Transcribe the records in full, keeping every character as it is.

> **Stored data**

** begin **

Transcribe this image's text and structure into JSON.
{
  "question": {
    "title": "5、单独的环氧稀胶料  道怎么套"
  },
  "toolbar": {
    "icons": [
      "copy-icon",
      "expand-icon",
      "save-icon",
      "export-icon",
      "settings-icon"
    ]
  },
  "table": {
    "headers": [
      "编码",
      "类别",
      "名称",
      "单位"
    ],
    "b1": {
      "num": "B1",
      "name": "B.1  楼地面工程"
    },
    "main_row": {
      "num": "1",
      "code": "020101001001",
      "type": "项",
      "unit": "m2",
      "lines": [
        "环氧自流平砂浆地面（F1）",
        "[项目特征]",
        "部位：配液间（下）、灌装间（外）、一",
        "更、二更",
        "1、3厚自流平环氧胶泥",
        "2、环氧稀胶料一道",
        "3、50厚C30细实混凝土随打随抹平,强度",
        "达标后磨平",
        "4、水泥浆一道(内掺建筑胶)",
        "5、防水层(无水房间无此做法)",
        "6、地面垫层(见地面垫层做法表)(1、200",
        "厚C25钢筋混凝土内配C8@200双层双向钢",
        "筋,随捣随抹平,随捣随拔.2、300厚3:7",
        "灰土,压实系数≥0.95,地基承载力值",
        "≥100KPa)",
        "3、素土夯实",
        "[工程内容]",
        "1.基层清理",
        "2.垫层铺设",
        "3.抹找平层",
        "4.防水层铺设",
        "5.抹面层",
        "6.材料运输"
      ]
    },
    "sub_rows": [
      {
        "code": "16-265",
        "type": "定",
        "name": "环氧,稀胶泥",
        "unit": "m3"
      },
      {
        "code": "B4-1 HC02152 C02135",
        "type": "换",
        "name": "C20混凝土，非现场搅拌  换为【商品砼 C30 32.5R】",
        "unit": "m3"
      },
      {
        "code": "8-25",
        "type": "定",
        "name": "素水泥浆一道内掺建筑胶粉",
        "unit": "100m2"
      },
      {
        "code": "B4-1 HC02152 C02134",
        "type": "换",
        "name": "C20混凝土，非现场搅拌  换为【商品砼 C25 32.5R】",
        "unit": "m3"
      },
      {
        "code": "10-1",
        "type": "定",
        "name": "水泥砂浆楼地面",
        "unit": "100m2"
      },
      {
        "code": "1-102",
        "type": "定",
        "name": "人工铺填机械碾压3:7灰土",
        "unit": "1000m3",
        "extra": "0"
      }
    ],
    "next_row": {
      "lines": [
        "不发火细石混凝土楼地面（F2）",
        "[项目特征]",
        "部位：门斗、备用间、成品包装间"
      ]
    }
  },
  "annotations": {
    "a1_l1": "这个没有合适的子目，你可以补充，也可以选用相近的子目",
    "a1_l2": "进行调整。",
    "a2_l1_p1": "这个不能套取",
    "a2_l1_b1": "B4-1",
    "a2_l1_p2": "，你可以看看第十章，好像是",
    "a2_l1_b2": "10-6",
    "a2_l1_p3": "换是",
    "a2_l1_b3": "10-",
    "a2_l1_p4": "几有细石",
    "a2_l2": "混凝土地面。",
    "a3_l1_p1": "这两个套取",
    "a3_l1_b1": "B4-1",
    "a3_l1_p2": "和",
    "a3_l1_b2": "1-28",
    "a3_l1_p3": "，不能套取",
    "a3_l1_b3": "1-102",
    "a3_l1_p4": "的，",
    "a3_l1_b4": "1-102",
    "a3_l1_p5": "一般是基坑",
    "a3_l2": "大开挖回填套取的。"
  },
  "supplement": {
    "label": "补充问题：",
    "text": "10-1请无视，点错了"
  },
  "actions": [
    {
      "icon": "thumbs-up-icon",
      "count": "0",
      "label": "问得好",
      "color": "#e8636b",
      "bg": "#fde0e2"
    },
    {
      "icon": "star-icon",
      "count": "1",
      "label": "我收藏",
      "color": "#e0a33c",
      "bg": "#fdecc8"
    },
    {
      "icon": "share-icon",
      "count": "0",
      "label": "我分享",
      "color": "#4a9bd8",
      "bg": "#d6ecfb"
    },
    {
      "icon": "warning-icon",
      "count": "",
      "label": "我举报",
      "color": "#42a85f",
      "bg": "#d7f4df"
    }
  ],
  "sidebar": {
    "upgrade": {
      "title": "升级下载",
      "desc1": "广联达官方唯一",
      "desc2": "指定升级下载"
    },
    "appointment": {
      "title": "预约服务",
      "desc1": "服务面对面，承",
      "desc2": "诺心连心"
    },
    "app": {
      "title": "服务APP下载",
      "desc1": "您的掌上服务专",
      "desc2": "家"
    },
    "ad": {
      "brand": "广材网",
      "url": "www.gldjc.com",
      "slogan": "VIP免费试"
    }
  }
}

** end **

> **WRITTEN SOLUTION**
Transcribe this image's text and structure into JSON.
{
  "question": {
    "title": "5、单独的环氧稀胶料  道怎么套"
  },
  "toolbar": {
    "icons": [
      "copy-icon",
      "expand-icon",
      "save-icon",
      "export-icon",
      "settings-icon"
    ]
  },
  "table": {
    "headers": [
      "编码",
      "类别",
      "名称",
      "单位"
    ],
    "b1": {
      "num": "B1",
      "name": "B.1  楼地面工程"
    },
    "main_row": {
      "num": "1",
      "code": "020101001001",
      "type": "项",
      "unit": "m2",
      "lines": [
        "环氧自流平砂浆地面（F1）",
        "[项目特征]",
        "部位：配液间（下）、灌装间（外）、一",
        "更、二更",
        "1、3厚自流平环氧胶泥",
        "2、环氧稀胶料一道",
        "3、50厚C30细实混凝土随打随抹平,强度",
        "达标后磨平",
        "4、水泥浆一道(内掺建筑胶)",
        "5、防水层(无水房间无此做法)",
        "6、地面垫层(见地面垫层做法表)(1、200",
        "厚C25钢筋混凝土内配C8@200双层双向钢",
        "筋,随捣随抹平,随捣随拔.2、300厚3:7",
        "灰土,压实系数≥0.95,地基承载力值",
        "≥100KPa)",
        "3、素土夯实",
        "[工程内容]",
        "1.基层清理",
        "2.垫层铺设",
        "3.抹找平层",
        "4.防水层铺设",
        "5.抹面层",
        "6.材料运输"
      ]
    },
    "sub_rows": [
      {
        "code": "16-265",
        "type": "定",
        "name": "环氧,稀胶泥",
        "unit": "m3"
      },
      {
        "code": "B4-1 HC02152 C02135",
        "type": "换",
        "name": "C20混凝土，非现场搅拌  换为【商品砼 C30 32.5R】",
        "unit": "m3"
      },
      {
        "code": "8-25",
        "type": "定",
        "name": "素水泥浆一道内掺建筑胶粉",
        "unit": "100m2"
      },
      {
        "code": "B4-1 HC02152 C02134",
        "type": "换",
        "name": "C20混凝土，非现场搅拌  换为【商品砼 C25 32.5R】",
        "unit": "m3"
      },
      {
        "code": "10-1",
        "type": "定",
        "name": "水泥砂浆楼地面",
        "unit": "100m2"
      },
      {
        "code": "1-102",
        "type": "定",
        "name": "人工铺填机械碾压3:7灰土",
        "unit": "1000m3",
        "extra": "0"
      }
    ],
    "next_row": {
      "lines": [
        "不发火细石混凝土楼地面（F2）",
        "[项目特征]",
        "部位：门斗、备用间、成品包装间"
      ]
    }
  },
  "annotations": {
    "a1_l1": "这个没有合适的子目，你可以补充，也可以选用相近的子目",
    "a1_l2": "进行调整。",
    "a2_l1_p1": "这个不能套取",
    "a2_l1_b1": "B4-1",
    "a2_l1_p2": "，你可以看看第十章，好像是",
    "a2_l1_b2": "10-6",
    "a2_l1_p3": "换是",
    "a2_l1_b3": "10-",
    "a2_l1_p4": "几有细石",
    "a2_l2": "混凝土地面。",
    "a3_l1_p1": "这两个套取",
    "a3_l1_b1": "B4-1",
    "a3_l1_p2": "和",
    "a3_l1_b2": "1-28",
    "a3_l1_p3": "，不能套取",
    "a3_l1_b3": "1-102",
    "a3_l1_p4": "的，",
    "a3_l1_b4": "1-102",
    "a3_l1_p5": "一般是基坑",
    "a3_l2": "大开挖回填套取的。"
  },
  "supplement": {
    "label": "补充问题：",
    "text": "10-1请无视，点错了"
  },
  "actions": [
    {
      "icon": "thumbs-up-icon",
      "count": "0",
      "label": "问得好",
      "color": "#e8636b",
      "bg": "#fde0e2"
    },
    {
      "icon": "star-icon",
      "count": "1",
      "label": "我收藏",
      "color": "#e0a33c",
      "bg": "#fdecc8"
    },
    {
      "icon": "share-icon",
      "count": "0",
      "label": "我分享",
      "color": "#4a9bd8",
      "bg": "#d6ecfb"
    },
    {
      "icon": "warning-icon",
      "count": "",
      "label": "我举报",
      "color": "#42a85f",
      "bg": "#d7f4df"
    }
  ],
  "sidebar": {
    "upgrade": {
      "title": "升级下载",
      "desc1": "广联达官方唯一",
      "desc2": "指定升级下载"
    },
    "appointment": {
      "title": "预约服务",
      "desc1": "服务面对面，承",
      "desc2": "诺心连心"
    },
    "app": {
      "title": "服务APP下载",
      "desc1": "您的掌上服务专",
      "desc2": "家"
    },
    "ad": {
      "brand": "广材网",
      "url": "www.gldjc.com",
      "slogan": "VIP免费试"
    }
  }
}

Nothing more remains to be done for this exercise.